Rows>

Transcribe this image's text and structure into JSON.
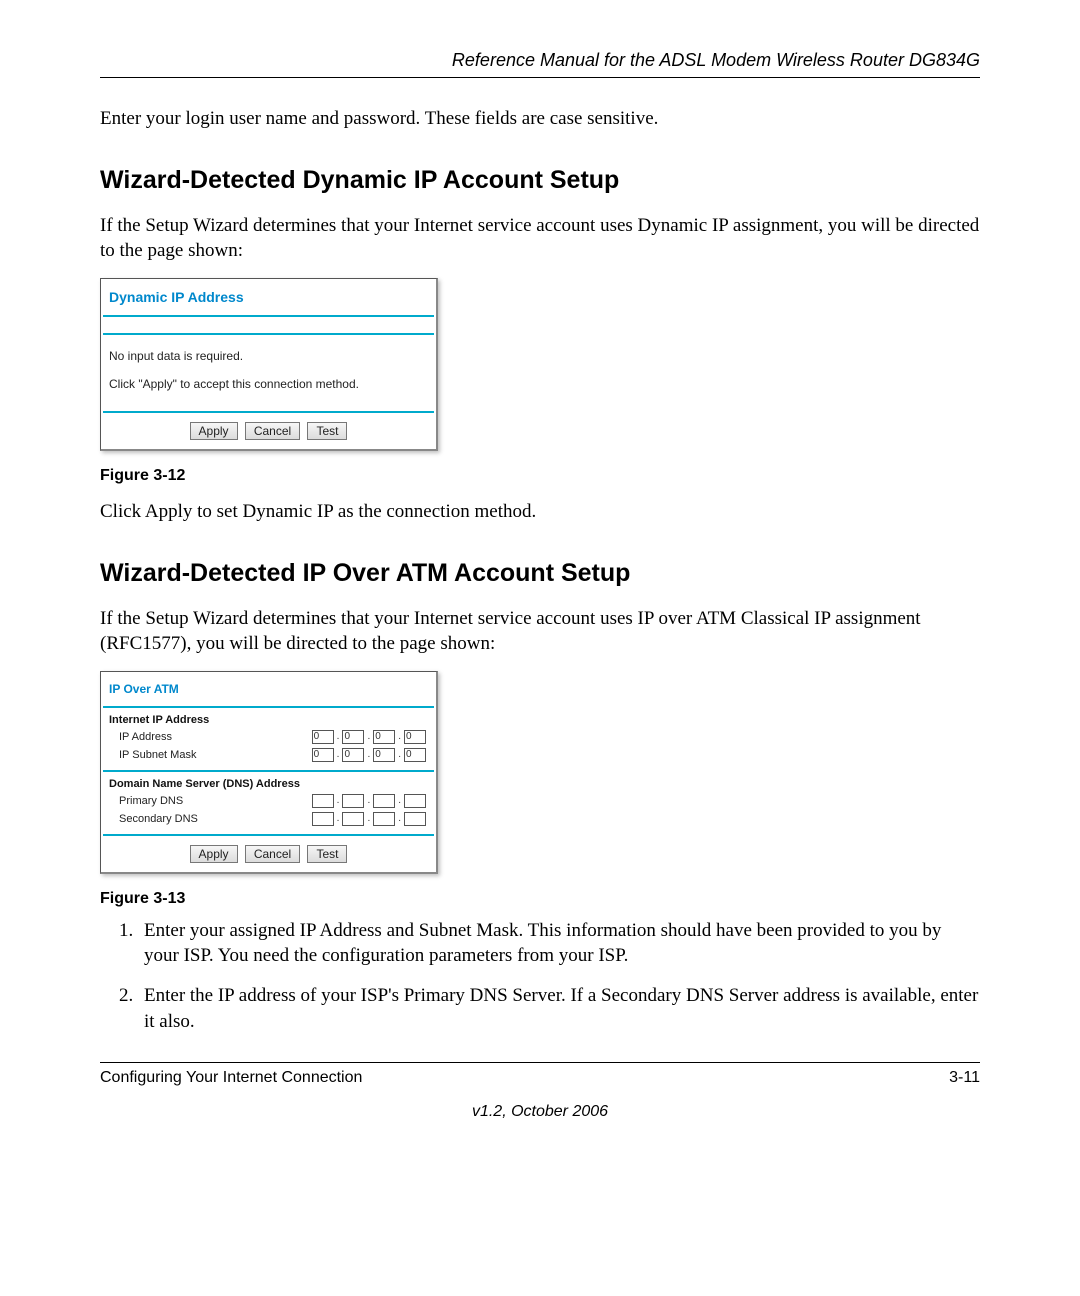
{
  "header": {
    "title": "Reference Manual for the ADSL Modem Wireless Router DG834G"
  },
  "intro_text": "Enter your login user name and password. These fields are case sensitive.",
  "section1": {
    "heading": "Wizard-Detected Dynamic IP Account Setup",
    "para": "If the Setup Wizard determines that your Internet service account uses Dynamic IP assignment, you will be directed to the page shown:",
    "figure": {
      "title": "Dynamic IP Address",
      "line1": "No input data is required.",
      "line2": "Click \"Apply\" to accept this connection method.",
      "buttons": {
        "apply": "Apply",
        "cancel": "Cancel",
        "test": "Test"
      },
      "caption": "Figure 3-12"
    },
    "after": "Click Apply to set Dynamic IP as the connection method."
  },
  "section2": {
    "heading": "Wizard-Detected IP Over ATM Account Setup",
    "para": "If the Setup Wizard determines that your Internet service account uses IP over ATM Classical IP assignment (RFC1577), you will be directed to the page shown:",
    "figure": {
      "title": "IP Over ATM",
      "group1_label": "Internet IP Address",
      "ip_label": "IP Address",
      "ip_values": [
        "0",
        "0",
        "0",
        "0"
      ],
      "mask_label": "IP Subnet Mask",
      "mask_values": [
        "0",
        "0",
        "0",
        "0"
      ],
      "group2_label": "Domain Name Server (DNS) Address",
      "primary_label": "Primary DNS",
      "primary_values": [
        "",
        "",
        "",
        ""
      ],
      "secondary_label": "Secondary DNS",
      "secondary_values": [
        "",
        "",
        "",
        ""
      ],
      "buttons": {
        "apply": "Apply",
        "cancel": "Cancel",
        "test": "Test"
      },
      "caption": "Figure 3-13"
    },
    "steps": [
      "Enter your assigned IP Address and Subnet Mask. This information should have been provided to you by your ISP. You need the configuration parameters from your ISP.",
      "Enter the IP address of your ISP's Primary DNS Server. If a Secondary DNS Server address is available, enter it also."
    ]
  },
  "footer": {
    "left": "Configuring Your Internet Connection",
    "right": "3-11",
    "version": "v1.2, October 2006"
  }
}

* * *

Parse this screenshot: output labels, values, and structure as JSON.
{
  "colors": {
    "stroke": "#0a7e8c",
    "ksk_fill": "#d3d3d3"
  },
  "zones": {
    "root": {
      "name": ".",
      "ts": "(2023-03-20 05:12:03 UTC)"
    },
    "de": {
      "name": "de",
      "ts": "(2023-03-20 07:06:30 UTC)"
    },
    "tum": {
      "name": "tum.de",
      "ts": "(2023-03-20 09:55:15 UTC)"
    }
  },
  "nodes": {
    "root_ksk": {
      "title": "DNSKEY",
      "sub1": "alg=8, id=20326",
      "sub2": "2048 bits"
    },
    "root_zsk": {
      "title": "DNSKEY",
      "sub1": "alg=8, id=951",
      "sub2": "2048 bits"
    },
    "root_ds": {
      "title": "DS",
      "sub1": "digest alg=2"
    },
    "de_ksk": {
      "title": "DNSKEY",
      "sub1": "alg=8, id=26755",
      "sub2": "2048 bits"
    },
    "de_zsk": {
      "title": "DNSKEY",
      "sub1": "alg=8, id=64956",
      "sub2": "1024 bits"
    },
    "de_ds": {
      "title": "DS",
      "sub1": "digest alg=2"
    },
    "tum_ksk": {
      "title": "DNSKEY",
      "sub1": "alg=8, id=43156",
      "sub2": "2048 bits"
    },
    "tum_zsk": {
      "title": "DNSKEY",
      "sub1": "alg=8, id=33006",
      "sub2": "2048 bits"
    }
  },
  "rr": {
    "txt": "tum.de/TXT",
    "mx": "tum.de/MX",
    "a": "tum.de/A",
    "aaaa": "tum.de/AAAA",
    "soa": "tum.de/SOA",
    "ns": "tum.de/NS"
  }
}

==

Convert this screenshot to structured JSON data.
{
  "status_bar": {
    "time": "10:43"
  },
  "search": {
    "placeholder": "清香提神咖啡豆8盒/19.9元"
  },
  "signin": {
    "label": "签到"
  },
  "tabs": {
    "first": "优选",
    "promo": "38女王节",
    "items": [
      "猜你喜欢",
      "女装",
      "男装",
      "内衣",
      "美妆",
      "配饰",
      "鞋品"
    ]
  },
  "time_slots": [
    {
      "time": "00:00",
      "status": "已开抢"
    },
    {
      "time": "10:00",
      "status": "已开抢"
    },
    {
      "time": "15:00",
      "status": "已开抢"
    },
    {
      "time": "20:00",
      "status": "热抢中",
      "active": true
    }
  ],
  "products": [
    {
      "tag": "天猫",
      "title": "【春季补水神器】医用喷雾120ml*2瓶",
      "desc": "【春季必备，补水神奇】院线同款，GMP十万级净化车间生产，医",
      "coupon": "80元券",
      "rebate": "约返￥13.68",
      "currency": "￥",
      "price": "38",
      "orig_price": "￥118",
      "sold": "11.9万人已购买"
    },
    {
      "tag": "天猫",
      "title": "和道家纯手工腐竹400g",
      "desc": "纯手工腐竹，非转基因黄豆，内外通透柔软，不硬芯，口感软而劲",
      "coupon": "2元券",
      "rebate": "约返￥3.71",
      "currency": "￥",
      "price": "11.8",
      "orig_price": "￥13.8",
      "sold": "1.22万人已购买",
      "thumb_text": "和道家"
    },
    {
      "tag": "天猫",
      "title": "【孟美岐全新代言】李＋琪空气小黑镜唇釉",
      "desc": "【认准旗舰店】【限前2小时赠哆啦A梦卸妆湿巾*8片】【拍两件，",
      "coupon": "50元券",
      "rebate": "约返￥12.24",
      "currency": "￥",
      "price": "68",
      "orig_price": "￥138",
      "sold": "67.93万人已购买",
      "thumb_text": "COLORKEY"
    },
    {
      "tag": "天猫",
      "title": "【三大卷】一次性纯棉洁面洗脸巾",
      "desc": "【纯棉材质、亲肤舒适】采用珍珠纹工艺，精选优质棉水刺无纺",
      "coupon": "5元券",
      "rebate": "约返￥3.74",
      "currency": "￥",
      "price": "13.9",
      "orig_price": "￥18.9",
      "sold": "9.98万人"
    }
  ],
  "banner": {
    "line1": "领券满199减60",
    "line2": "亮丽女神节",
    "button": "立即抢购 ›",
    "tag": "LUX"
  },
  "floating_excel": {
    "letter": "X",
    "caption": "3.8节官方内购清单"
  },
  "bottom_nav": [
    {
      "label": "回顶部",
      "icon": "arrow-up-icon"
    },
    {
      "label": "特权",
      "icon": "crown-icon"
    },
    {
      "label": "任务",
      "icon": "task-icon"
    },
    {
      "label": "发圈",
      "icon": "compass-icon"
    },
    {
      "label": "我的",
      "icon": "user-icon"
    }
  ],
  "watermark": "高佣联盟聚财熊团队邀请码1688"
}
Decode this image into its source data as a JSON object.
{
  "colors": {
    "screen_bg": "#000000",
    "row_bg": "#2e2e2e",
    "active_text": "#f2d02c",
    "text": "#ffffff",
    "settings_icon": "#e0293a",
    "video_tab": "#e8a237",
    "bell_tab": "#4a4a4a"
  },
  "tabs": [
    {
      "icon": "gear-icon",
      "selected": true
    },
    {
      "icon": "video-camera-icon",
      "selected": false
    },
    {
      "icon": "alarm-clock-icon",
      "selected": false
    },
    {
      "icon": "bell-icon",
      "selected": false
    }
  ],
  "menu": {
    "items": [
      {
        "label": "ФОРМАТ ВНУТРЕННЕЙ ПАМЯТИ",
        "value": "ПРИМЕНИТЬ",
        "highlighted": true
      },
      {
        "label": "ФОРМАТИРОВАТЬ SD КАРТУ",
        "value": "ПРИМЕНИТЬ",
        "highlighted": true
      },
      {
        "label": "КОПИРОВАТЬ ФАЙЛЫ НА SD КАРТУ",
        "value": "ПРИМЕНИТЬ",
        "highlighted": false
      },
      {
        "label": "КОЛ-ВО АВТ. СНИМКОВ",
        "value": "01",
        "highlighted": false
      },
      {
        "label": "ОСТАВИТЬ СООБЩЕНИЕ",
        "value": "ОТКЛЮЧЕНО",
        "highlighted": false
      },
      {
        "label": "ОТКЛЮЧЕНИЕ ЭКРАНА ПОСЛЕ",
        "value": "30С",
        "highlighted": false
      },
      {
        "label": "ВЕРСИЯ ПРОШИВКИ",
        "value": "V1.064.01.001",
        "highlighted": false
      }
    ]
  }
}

Do this>
In the entries above, identify each line that includes the string "uses", then copy it.

Full response>
    "para": "If the Setup Wizard determines that your Internet service account uses Dynamic IP assignment, you will be directed to the page shown:",
    "para": "If the Setup Wizard determines that your Internet service account uses IP over ATM Classical IP assignment (RFC1577), you will be directed to the page shown:",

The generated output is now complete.